»»

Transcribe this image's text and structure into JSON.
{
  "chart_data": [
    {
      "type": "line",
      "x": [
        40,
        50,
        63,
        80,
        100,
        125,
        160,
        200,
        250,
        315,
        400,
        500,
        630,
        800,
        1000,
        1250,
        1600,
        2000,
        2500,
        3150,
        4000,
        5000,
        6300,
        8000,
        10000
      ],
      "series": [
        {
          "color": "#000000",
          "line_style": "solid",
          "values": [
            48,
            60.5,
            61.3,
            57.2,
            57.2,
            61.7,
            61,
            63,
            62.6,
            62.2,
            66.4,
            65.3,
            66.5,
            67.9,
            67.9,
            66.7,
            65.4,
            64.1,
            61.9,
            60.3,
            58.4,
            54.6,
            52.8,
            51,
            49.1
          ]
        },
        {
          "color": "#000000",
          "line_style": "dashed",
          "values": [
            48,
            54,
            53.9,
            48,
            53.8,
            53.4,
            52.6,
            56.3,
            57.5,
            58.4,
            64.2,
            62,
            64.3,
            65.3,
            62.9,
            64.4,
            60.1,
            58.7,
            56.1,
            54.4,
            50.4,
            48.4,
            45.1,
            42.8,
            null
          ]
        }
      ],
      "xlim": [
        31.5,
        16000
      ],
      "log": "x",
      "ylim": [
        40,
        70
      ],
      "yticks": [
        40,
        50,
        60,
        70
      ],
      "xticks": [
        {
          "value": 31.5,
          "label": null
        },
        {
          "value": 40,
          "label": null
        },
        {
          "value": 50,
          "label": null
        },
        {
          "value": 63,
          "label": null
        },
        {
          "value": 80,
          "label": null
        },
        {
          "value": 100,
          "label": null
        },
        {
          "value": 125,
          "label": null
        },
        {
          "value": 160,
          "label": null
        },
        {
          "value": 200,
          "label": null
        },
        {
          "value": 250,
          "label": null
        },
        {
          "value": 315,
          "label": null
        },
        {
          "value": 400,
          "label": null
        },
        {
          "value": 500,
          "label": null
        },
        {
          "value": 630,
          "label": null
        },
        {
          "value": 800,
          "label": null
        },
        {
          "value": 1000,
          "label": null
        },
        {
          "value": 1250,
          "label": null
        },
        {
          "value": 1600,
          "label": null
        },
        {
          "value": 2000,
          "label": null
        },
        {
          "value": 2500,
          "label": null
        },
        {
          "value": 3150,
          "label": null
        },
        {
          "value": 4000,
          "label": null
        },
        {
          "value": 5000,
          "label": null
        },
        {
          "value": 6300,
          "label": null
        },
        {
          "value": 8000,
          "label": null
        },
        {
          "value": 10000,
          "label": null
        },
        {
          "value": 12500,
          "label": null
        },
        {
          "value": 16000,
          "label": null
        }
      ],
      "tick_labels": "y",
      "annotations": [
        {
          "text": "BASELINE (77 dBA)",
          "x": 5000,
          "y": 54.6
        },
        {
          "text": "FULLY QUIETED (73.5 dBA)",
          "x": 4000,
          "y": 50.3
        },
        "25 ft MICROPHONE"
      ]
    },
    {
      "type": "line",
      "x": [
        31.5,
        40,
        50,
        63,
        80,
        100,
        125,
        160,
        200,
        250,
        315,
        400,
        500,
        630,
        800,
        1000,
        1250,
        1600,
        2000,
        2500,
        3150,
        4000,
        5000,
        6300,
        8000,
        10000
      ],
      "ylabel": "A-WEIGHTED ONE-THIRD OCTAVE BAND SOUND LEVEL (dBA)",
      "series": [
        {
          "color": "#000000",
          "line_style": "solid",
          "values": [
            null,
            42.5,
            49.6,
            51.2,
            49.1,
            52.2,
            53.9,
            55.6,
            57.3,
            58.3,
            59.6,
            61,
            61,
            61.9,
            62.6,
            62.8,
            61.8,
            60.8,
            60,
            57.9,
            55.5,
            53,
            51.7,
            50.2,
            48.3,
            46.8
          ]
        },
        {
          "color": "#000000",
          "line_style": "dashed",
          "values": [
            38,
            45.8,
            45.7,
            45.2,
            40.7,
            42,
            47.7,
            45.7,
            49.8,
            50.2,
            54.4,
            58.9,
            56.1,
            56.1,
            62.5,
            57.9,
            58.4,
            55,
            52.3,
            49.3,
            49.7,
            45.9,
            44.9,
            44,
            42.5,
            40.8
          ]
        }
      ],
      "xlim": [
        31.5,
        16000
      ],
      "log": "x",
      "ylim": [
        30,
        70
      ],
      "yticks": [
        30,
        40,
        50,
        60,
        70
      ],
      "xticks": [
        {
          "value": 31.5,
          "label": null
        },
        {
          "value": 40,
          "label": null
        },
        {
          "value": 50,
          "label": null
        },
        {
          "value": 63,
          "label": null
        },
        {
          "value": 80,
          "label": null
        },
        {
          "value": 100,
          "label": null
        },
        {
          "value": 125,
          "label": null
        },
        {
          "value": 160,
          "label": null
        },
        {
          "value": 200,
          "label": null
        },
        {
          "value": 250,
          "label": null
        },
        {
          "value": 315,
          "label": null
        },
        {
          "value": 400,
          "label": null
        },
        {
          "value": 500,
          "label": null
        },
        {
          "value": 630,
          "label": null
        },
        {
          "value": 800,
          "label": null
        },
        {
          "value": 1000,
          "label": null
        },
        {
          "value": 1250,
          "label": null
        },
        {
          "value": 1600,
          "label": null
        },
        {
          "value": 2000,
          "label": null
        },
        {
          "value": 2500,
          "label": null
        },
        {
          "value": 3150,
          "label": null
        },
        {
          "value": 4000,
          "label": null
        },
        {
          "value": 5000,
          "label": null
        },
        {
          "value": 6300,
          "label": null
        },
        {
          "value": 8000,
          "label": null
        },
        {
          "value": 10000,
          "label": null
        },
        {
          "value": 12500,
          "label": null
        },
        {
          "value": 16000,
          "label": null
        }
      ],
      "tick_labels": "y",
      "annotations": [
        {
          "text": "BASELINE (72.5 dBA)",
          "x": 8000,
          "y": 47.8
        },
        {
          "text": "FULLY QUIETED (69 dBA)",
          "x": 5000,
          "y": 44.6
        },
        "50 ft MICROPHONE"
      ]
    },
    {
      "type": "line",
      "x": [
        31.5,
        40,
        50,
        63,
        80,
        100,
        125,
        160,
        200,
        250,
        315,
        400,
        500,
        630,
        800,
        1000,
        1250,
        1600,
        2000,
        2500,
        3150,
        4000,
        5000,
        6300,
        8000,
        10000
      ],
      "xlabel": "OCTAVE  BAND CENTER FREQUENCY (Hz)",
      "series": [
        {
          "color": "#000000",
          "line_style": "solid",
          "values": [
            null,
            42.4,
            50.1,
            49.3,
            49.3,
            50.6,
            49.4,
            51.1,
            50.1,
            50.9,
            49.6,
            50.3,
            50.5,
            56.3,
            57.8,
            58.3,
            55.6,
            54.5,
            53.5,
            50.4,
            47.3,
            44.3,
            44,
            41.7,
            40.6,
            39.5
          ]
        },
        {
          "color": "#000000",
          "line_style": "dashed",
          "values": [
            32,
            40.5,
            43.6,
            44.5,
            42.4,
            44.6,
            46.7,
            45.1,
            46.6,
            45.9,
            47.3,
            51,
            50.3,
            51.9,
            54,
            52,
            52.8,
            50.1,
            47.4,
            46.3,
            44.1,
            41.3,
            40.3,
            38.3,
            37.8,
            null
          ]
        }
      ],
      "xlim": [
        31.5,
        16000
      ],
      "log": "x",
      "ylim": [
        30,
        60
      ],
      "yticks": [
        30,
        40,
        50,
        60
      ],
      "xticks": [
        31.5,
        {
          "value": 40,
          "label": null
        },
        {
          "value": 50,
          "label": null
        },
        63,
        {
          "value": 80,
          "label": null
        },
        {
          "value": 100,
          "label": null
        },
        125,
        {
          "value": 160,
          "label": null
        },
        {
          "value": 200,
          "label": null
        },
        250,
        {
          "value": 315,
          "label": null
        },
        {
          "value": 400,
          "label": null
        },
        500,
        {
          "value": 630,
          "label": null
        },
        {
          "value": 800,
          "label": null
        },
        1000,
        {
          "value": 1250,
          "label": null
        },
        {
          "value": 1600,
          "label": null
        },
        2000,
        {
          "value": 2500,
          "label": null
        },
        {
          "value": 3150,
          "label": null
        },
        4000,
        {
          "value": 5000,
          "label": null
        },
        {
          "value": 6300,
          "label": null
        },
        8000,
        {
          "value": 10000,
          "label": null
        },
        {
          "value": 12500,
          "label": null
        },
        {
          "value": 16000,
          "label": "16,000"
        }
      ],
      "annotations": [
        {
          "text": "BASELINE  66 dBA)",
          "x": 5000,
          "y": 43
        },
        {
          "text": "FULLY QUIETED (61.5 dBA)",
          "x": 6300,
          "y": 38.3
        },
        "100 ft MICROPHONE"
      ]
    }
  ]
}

««

Task statement
Collect each line containing the string "FULLY".

Problem solution
          "text": "FULLY QUIETED (73.5 dBA)",
          "text": "FULLY QUIETED (69 dBA)",
          "text": "FULLY QUIETED (61.5 dBA)",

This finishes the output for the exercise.